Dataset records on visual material
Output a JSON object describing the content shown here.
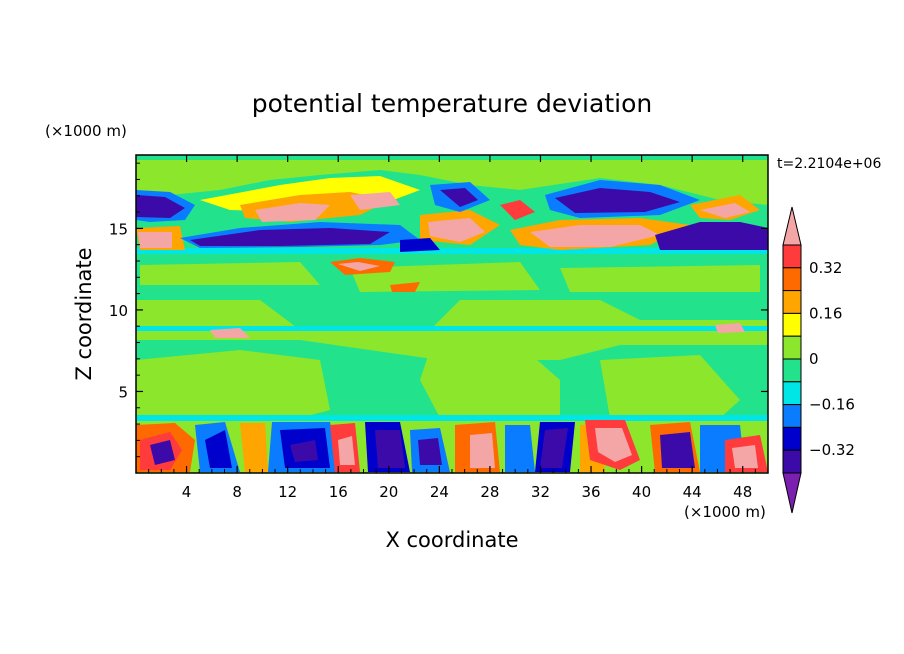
{
  "chart_data": {
    "type": "heatmap",
    "title": "potential temperature deviation",
    "xlabel": "X coordinate",
    "ylabel": "Z coordinate",
    "x_unit": "(×1000 m)",
    "y_unit": "(×1000 m)",
    "time_label": "t=2.2104e+06",
    "xlim": [
      0,
      50
    ],
    "ylim": [
      0,
      19.5
    ],
    "x_ticks": [
      4,
      8,
      12,
      16,
      20,
      24,
      28,
      32,
      36,
      40,
      44,
      48
    ],
    "y_ticks": [
      5,
      10,
      15
    ],
    "colorbar": {
      "labels": [
        "0.32",
        "0.16",
        "0",
        "-0.16",
        "-0.32"
      ],
      "levels": [
        {
          "range": "> 0.40",
          "color": "#f4a6a6"
        },
        {
          "range": "0.32 – 0.40",
          "color": "#ff3b3b"
        },
        {
          "range": "0.24 – 0.32",
          "color": "#ff6a00"
        },
        {
          "range": "0.16 – 0.24",
          "color": "#ffa500"
        },
        {
          "range": "0.08 – 0.16",
          "color": "#ffff00"
        },
        {
          "range": "0 – 0.08",
          "color": "#8ce62c"
        },
        {
          "range": "-0.08 – 0",
          "color": "#23e28c"
        },
        {
          "range": "-0.16 – -0.08",
          "color": "#00e6e6"
        },
        {
          "range": "-0.24 – -0.16",
          "color": "#0a7cff"
        },
        {
          "range": "-0.32 – -0.24",
          "color": "#0000cc"
        },
        {
          "range": "-0.40 – -0.32",
          "color": "#3c0aa8"
        },
        {
          "range": "< -0.40",
          "color": "#7a1fb0"
        }
      ]
    },
    "bands": [
      {
        "region": "z 0–3.5",
        "description": "strong alternating anomalies, ±0.4"
      },
      {
        "region": "z 3.5–14",
        "description": "near zero (green)"
      },
      {
        "region": "z 14–19.5",
        "description": "alternating warm/cold layers, ±0.4"
      }
    ]
  }
}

**EXERCISE:** Give the data above again in full and unchanged, skipping the pictures.

**PROBLEM SOLUTION:**
Output a JSON object describing the content shown here.
{
  "chart_data": {
    "type": "heatmap",
    "title": "potential temperature deviation",
    "xlabel": "X coordinate",
    "ylabel": "Z coordinate",
    "x_unit": "(×1000 m)",
    "y_unit": "(×1000 m)",
    "time_label": "t=2.2104e+06",
    "xlim": [
      0,
      50
    ],
    "ylim": [
      0,
      19.5
    ],
    "x_ticks": [
      4,
      8,
      12,
      16,
      20,
      24,
      28,
      32,
      36,
      40,
      44,
      48
    ],
    "y_ticks": [
      5,
      10,
      15
    ],
    "colorbar": {
      "labels": [
        "0.32",
        "0.16",
        "0",
        "-0.16",
        "-0.32"
      ],
      "levels": [
        {
          "range": "> 0.40",
          "color": "#f4a6a6"
        },
        {
          "range": "0.32 – 0.40",
          "color": "#ff3b3b"
        },
        {
          "range": "0.24 – 0.32",
          "color": "#ff6a00"
        },
        {
          "range": "0.16 – 0.24",
          "color": "#ffa500"
        },
        {
          "range": "0.08 – 0.16",
          "color": "#ffff00"
        },
        {
          "range": "0 – 0.08",
          "color": "#8ce62c"
        },
        {
          "range": "-0.08 – 0",
          "color": "#23e28c"
        },
        {
          "range": "-0.16 – -0.08",
          "color": "#00e6e6"
        },
        {
          "range": "-0.24 – -0.16",
          "color": "#0a7cff"
        },
        {
          "range": "-0.32 – -0.24",
          "color": "#0000cc"
        },
        {
          "range": "-0.40 – -0.32",
          "color": "#3c0aa8"
        },
        {
          "range": "< -0.40",
          "color": "#7a1fb0"
        }
      ]
    },
    "bands": [
      {
        "region": "z 0–3.5",
        "description": "strong alternating anomalies, ±0.4"
      },
      {
        "region": "z 3.5–14",
        "description": "near zero (green)"
      },
      {
        "region": "z 14–19.5",
        "description": "alternating warm/cold layers, ±0.4"
      }
    ]
  }
}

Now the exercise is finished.